Leave the pictures out and print every record below exactly as it stands.

──────────

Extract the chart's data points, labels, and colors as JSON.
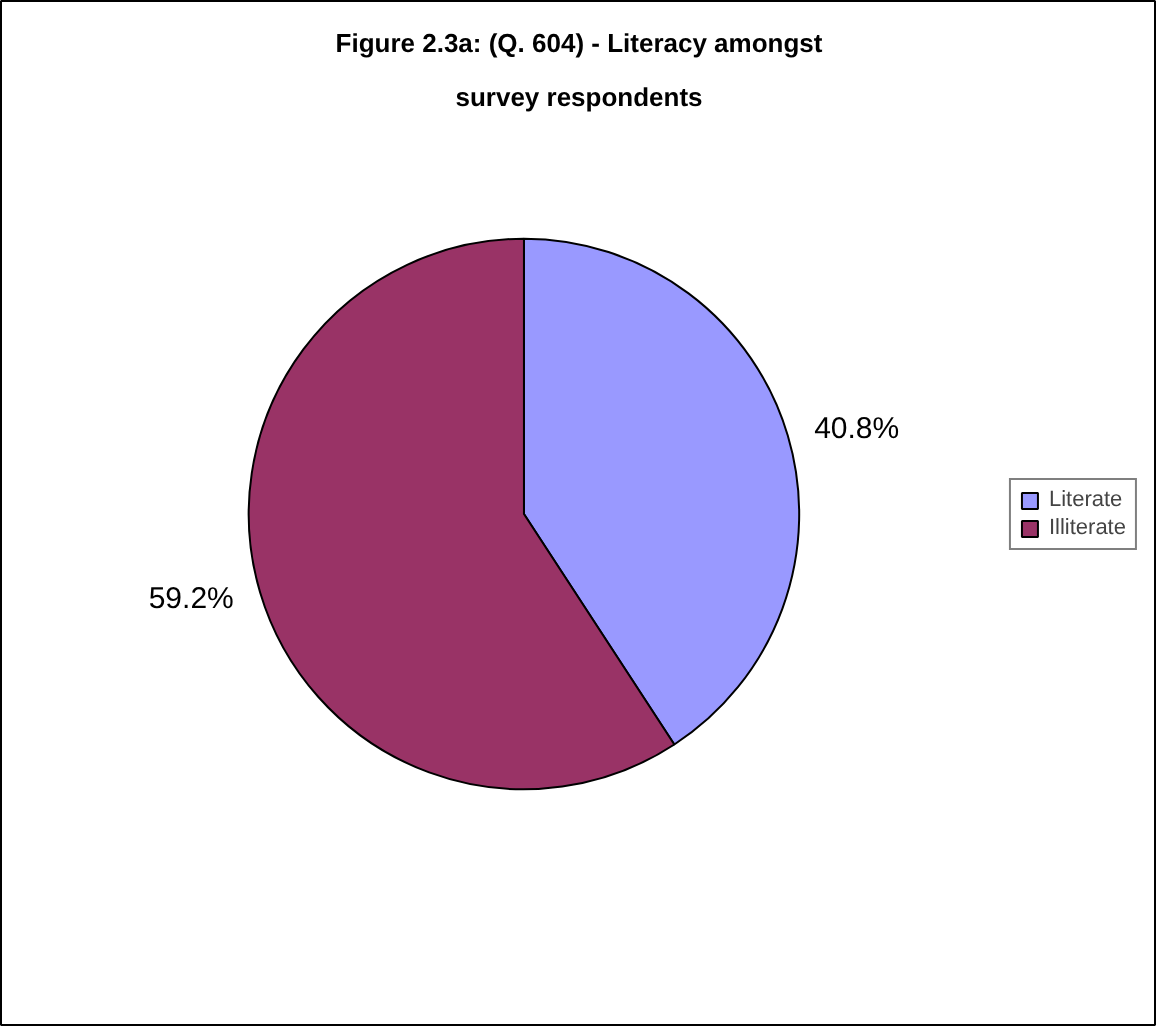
{
  "chart_data": {
    "type": "pie",
    "title": "Figure 2.3a: (Q. 604) - Literacy amongst survey respondents",
    "categories": [
      "Literate",
      "Illiterate"
    ],
    "values": [
      40.8,
      59.2
    ],
    "colors": [
      "#9999ff",
      "#993366"
    ],
    "value_labels": [
      "40.8%",
      "59.2%"
    ],
    "legend": "right"
  }
}
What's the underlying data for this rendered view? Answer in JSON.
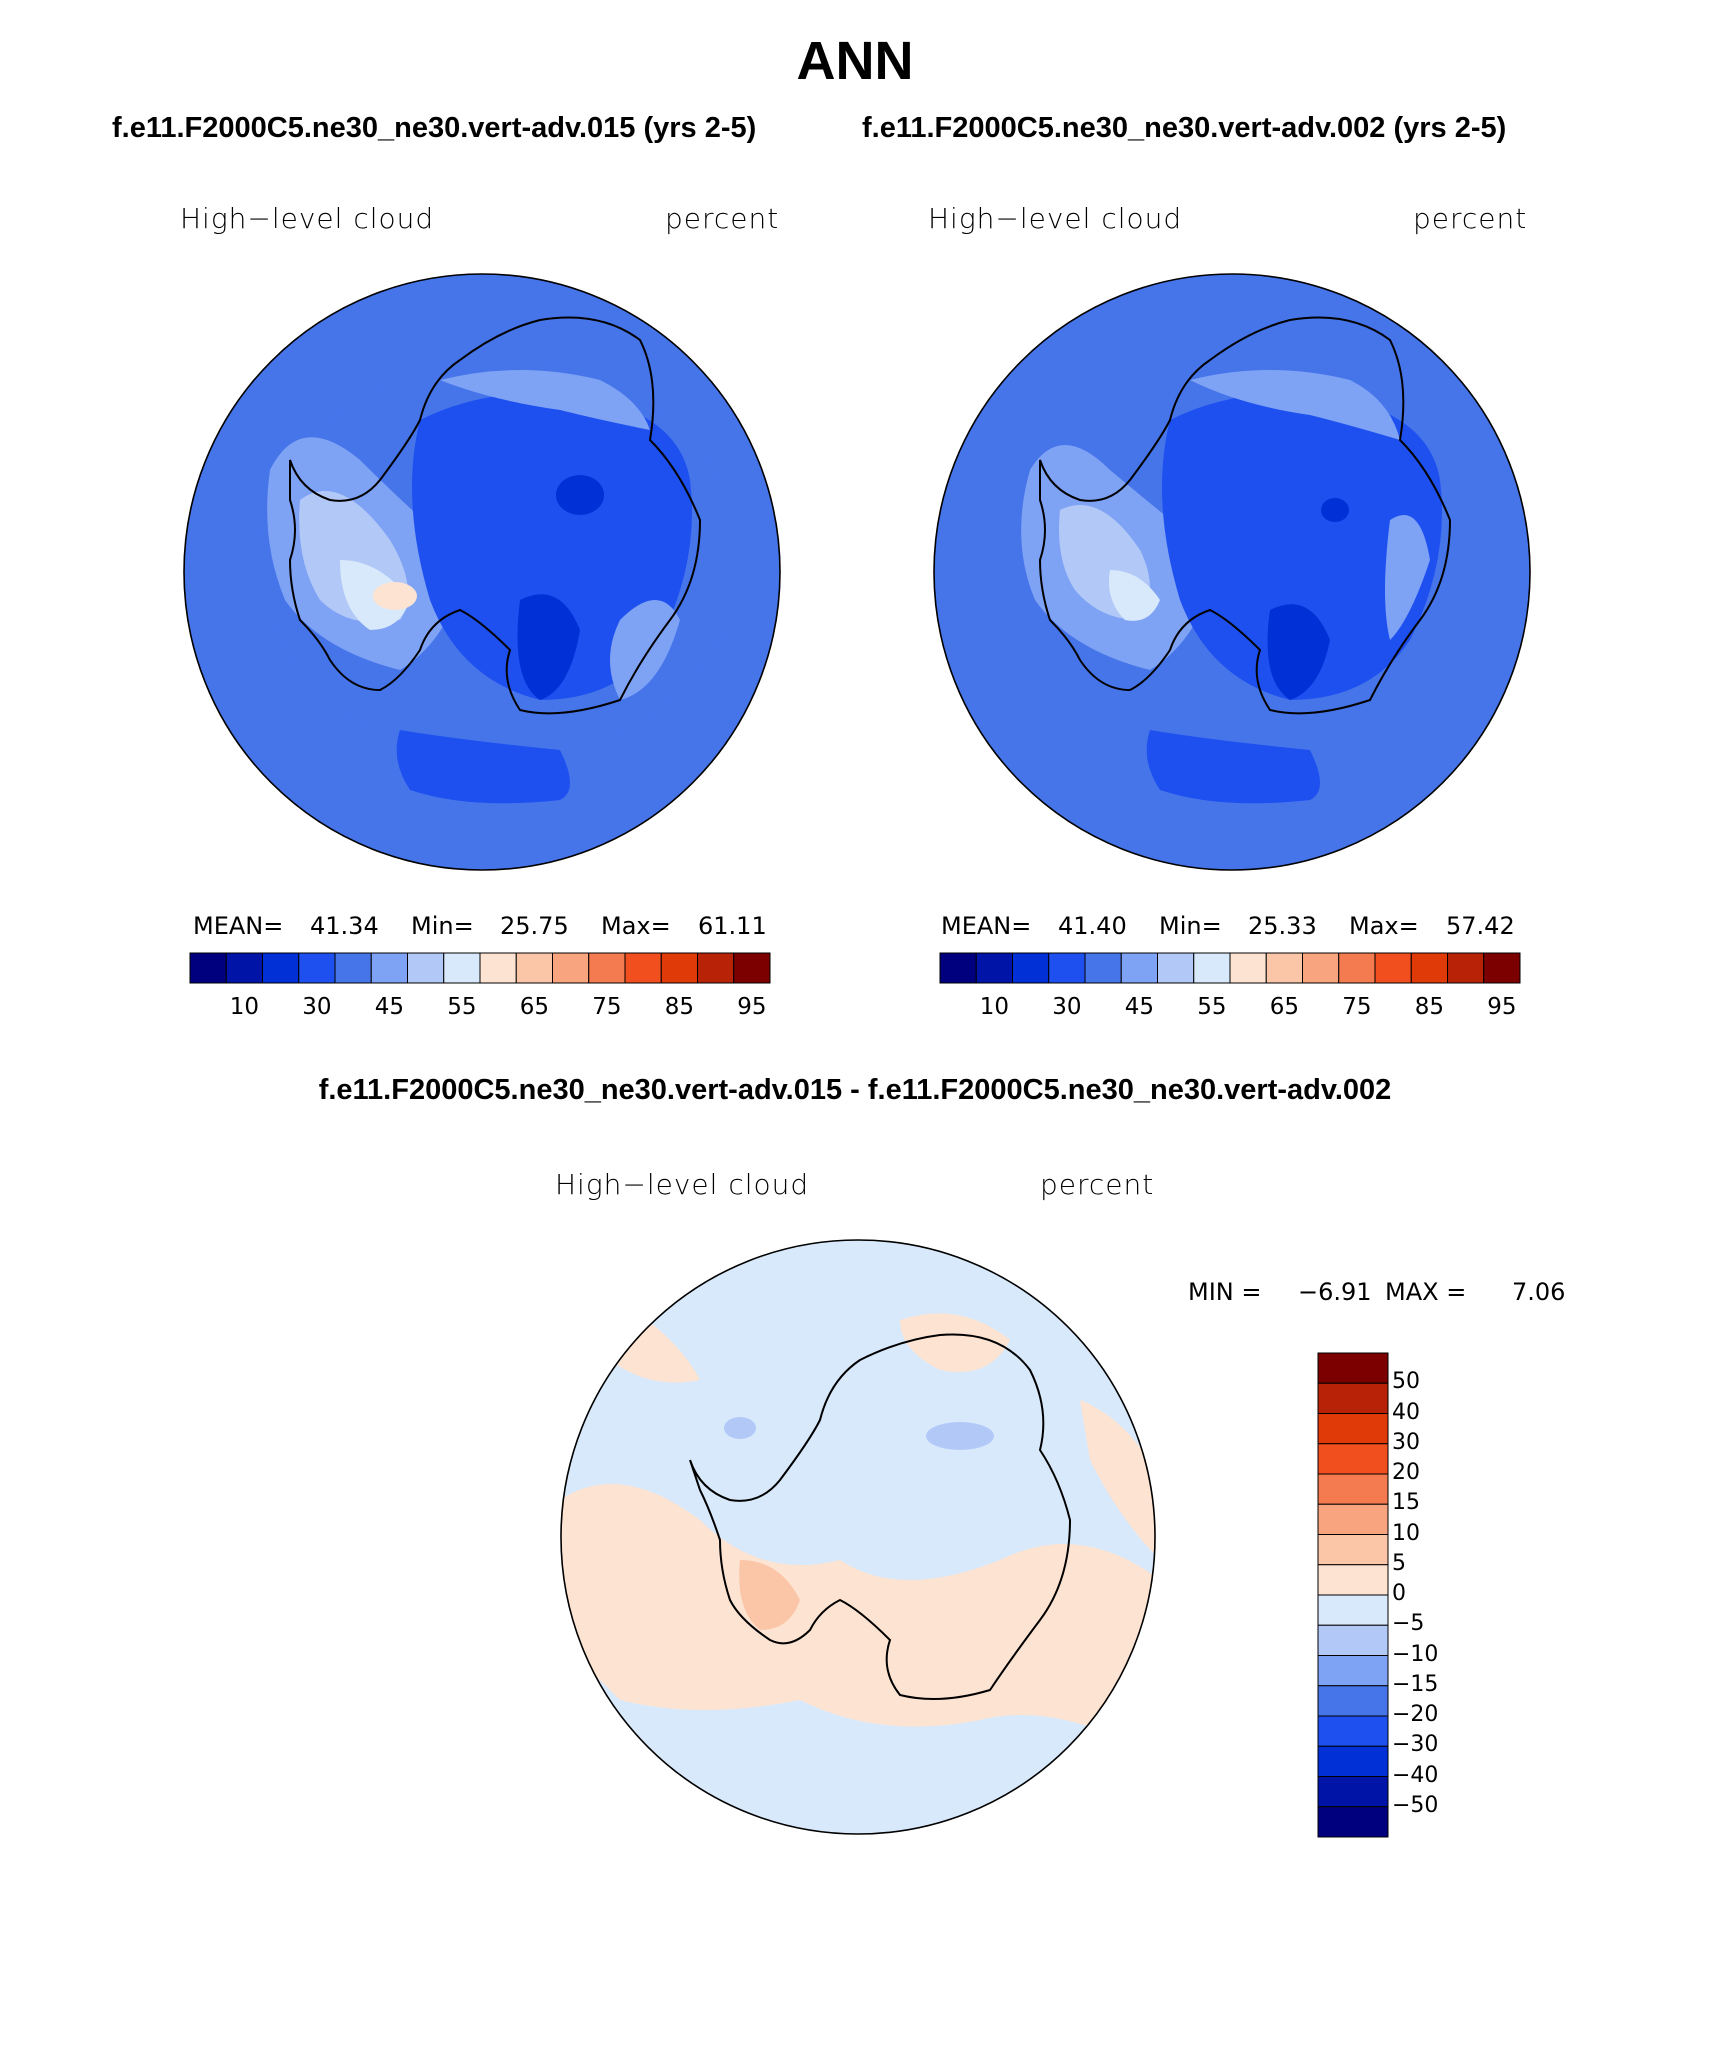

──────────

_Exercise solution_
Extract the chart's data points, labels, and colors as JSON.
{
  "chart_data": {
    "type": "pie",
    "title": "Figure 2.3a: (Q. 604) - Literacy amongst survey respondents",
    "categories": [
      "Literate",
      "Illiterate"
    ],
    "values": [
      40.8,
      59.2
    ],
    "colors": [
      "#9999ff",
      "#993366"
    ],
    "value_labels": [
      "40.8%",
      "59.2%"
    ],
    "legend": "right"
  }
}
What's the underlying data for this rendered view? Answer in JSON.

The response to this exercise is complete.